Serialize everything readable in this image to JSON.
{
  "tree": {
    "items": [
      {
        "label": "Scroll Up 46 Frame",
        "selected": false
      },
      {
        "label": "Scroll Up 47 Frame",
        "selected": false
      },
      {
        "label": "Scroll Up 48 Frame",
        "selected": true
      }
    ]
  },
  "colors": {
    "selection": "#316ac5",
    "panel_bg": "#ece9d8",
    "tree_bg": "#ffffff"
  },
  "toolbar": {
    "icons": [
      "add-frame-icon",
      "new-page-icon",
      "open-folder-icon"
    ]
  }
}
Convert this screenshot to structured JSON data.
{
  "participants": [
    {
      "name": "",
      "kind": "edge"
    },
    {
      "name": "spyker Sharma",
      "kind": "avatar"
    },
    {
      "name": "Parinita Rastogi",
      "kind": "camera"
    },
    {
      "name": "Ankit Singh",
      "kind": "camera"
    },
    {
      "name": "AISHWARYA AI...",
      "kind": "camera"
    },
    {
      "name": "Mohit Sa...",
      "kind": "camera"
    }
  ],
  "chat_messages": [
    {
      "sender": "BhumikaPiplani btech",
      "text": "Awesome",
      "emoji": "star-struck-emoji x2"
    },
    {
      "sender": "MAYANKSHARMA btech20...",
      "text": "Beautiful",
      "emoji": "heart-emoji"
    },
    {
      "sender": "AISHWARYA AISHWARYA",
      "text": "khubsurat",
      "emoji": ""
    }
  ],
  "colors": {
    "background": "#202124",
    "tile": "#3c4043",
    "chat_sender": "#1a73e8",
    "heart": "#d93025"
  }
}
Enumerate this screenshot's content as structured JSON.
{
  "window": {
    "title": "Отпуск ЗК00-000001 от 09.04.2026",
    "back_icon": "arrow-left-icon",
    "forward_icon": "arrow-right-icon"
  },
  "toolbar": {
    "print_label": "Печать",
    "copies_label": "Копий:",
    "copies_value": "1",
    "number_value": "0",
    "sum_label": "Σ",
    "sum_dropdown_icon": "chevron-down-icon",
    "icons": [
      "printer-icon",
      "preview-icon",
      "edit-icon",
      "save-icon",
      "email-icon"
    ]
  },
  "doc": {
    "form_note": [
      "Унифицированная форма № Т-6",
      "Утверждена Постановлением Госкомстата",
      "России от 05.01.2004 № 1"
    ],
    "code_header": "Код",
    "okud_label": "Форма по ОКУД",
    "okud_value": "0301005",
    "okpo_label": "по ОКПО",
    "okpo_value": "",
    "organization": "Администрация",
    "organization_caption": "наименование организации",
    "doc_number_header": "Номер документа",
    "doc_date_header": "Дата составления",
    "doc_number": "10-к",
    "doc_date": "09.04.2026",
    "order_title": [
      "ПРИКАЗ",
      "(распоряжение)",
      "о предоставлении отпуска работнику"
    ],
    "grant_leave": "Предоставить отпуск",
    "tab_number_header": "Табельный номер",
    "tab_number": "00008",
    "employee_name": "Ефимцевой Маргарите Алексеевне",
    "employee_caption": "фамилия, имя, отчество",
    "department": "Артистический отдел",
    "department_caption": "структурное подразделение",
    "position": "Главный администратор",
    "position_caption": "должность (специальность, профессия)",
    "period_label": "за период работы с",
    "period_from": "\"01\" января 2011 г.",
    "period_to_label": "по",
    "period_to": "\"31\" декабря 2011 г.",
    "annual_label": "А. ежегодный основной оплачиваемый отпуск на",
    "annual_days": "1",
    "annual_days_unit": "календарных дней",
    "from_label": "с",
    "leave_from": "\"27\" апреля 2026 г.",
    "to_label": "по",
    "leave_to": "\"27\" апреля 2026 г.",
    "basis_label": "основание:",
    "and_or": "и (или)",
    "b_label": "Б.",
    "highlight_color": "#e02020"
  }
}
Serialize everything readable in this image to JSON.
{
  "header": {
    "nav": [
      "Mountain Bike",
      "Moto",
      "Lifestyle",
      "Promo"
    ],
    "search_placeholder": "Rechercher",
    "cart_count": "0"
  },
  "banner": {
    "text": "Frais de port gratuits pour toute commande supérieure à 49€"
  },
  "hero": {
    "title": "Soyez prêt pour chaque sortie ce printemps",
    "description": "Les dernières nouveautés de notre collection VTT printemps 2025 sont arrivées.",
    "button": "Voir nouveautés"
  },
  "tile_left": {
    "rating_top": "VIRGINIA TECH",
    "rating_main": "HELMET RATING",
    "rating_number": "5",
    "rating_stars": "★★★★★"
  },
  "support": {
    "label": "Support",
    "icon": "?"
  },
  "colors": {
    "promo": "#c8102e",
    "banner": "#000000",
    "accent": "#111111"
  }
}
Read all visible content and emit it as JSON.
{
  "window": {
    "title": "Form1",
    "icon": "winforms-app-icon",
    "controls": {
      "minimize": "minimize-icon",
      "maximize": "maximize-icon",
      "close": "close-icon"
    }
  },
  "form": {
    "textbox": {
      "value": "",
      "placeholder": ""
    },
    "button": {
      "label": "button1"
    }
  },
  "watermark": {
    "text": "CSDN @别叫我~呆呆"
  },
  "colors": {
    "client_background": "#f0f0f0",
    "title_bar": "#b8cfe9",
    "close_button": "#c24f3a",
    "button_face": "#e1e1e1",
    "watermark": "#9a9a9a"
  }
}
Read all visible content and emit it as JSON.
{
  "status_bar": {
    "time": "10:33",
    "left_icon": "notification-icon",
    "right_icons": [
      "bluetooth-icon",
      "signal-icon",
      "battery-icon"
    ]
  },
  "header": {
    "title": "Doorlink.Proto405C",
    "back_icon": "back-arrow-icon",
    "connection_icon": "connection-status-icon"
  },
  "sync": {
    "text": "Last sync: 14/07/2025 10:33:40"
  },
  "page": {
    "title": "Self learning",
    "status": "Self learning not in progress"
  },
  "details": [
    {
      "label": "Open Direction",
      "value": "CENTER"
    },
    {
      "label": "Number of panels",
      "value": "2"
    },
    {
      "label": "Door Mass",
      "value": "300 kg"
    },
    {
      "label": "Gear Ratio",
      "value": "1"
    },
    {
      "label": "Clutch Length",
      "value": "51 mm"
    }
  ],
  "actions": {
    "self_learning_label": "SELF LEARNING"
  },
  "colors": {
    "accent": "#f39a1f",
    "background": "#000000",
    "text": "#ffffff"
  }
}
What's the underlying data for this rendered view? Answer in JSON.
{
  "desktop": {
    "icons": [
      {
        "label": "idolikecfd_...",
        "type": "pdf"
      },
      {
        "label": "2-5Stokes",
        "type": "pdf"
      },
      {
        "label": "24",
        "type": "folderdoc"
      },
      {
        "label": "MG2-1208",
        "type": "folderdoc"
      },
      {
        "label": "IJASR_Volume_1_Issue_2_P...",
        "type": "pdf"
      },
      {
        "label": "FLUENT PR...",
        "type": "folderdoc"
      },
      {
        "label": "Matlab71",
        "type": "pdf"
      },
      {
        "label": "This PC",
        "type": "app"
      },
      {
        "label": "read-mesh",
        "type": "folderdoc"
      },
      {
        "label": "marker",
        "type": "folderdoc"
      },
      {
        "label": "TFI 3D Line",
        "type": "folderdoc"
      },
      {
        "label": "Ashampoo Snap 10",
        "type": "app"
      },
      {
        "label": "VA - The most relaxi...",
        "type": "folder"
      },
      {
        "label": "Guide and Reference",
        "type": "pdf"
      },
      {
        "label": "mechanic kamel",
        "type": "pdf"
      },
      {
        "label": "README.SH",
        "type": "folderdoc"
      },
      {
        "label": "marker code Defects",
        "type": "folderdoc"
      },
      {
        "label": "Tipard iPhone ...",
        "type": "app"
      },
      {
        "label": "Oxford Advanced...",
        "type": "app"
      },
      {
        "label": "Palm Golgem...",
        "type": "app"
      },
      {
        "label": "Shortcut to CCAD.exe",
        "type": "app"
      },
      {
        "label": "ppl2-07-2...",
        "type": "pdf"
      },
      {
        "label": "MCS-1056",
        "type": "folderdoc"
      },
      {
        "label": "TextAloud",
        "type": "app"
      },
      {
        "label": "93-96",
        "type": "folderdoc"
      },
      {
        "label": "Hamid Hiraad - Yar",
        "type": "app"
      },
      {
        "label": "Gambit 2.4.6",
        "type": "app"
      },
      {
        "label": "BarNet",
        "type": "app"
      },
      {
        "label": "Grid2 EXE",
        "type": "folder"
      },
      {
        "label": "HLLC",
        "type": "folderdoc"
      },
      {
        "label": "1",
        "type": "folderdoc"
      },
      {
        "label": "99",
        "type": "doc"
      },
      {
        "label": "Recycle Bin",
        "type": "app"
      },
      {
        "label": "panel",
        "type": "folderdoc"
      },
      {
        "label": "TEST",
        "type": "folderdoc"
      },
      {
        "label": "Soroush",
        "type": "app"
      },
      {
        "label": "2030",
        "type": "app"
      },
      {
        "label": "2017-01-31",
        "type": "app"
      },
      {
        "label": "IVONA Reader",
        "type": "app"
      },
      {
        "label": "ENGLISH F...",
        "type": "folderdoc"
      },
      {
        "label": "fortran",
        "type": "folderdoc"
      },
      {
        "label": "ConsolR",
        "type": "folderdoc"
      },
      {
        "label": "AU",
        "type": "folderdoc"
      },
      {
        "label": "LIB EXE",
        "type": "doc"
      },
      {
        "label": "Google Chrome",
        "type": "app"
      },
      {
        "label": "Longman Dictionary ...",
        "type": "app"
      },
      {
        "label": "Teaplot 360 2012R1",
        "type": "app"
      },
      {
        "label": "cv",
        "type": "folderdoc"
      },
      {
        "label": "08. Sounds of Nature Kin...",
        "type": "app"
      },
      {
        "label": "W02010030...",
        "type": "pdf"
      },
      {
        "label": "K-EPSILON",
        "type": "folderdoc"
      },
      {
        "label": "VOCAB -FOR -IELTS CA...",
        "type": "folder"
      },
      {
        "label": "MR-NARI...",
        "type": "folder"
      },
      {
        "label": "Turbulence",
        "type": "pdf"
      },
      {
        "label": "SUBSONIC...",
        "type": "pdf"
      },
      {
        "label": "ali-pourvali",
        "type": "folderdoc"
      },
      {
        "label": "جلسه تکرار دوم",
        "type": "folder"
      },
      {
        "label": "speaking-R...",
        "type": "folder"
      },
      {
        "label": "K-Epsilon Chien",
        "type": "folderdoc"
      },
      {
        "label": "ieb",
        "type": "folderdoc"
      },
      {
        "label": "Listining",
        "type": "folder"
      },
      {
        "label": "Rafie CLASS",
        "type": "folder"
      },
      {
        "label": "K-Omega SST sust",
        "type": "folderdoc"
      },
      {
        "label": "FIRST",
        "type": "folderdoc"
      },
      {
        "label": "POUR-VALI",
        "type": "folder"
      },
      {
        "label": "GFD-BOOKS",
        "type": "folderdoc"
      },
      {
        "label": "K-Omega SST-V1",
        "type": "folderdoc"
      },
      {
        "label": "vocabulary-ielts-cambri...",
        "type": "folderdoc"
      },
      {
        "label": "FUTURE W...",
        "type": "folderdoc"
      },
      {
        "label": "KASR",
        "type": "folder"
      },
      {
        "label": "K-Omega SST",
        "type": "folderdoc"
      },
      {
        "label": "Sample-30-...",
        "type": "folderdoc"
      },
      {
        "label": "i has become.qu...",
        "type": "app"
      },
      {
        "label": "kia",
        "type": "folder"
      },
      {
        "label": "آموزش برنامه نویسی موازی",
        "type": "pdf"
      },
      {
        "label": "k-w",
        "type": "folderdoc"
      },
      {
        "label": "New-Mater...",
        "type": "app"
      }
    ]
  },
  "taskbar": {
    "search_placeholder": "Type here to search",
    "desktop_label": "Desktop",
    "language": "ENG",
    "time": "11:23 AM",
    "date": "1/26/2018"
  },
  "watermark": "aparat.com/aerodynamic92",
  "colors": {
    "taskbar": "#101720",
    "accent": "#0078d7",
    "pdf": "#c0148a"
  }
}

Stated exercise: Report back each line of the entries that holds the string "accent".

In response:
    "accent": "#111111"
    "accent": "#f39a1f",
    "accent": "#0078d7",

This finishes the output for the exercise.